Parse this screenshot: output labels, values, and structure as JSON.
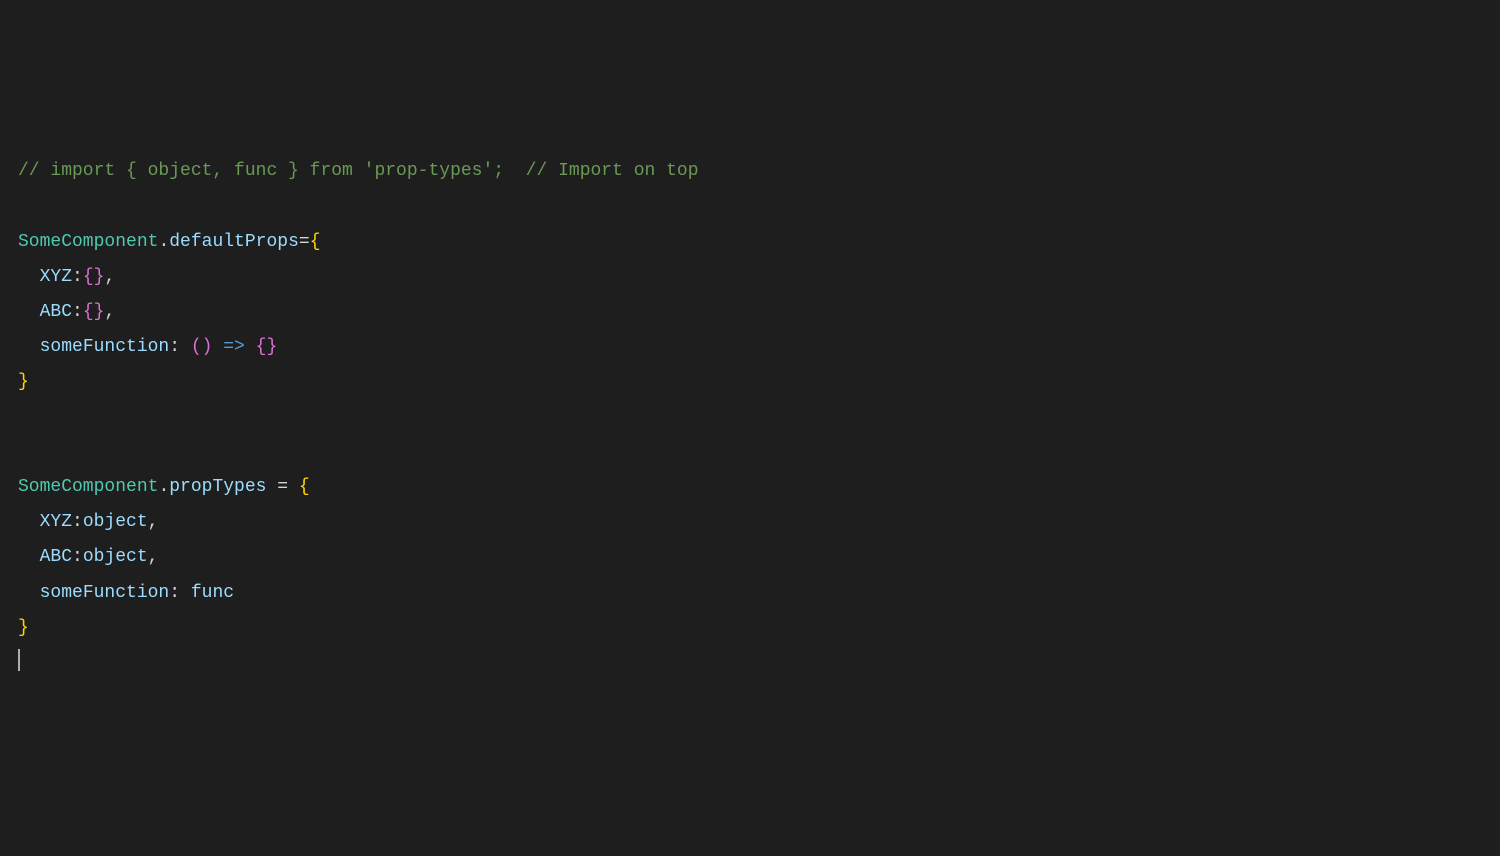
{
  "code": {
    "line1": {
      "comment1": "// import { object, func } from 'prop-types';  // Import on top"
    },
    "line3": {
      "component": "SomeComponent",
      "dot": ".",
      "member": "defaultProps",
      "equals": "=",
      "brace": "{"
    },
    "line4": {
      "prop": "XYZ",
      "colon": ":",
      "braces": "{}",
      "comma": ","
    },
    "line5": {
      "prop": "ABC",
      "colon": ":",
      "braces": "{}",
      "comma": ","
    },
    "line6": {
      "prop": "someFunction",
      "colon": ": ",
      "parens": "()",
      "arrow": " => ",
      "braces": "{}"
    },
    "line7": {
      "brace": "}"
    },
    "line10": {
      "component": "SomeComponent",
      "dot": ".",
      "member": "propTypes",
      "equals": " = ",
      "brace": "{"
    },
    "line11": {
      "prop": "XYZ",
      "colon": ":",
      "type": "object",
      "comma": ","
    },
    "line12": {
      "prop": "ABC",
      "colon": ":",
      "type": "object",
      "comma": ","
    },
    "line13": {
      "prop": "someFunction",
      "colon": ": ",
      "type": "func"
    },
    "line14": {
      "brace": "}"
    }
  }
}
★ ★ ★
#### Task description
Take every line that includes the string "member" and copy it.

#### Written answer
      "member": "defaultProps",
      "member": "propTypes",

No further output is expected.